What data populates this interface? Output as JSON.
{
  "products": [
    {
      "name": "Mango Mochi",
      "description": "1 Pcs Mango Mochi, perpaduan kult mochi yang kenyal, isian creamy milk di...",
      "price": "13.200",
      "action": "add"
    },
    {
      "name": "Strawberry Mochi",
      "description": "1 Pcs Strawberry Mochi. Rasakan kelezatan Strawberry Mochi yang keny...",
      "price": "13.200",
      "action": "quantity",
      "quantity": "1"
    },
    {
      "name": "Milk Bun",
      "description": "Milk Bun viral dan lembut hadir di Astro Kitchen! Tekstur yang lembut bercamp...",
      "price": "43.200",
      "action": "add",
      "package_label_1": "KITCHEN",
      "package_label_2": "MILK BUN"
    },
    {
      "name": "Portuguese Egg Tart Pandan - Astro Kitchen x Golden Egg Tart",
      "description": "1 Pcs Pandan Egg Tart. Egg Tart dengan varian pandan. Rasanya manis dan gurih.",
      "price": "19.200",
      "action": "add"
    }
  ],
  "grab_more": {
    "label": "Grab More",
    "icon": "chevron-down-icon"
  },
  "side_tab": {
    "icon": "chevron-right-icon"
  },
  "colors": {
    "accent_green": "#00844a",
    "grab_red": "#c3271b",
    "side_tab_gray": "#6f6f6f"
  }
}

-=-=-=-=-

§ Work instruction
Print the records once more, exactly as written.

§ Expected answer
What data populates this interface? Output as JSON.
{
  "products": [
    {
      "name": "Mango Mochi",
      "description": "1 Pcs Mango Mochi, perpaduan kult mochi yang kenyal, isian creamy milk di...",
      "price": "13.200",
      "action": "add"
    },
    {
      "name": "Strawberry Mochi",
      "description": "1 Pcs Strawberry Mochi. Rasakan kelezatan Strawberry Mochi yang keny...",
      "price": "13.200",
      "action": "quantity",
      "quantity": "1"
    },
    {
      "name": "Milk Bun",
      "description": "Milk Bun viral dan lembut hadir di Astro Kitchen! Tekstur yang lembut bercamp...",
      "price": "43.200",
      "action": "add",
      "package_label_1": "KITCHEN",
      "package_label_2": "MILK BUN"
    },
    {
      "name": "Portuguese Egg Tart Pandan - Astro Kitchen x Golden Egg Tart",
      "description": "1 Pcs Pandan Egg Tart. Egg Tart dengan varian pandan. Rasanya manis dan gurih.",
      "price": "19.200",
      "action": "add"
    }
  ],
  "grab_more": {
    "label": "Grab More",
    "icon": "chevron-down-icon"
  },
  "side_tab": {
    "icon": "chevron-right-icon"
  },
  "colors": {
    "accent_green": "#00844a",
    "grab_red": "#c3271b",
    "side_tab_gray": "#6f6f6f"
  }
}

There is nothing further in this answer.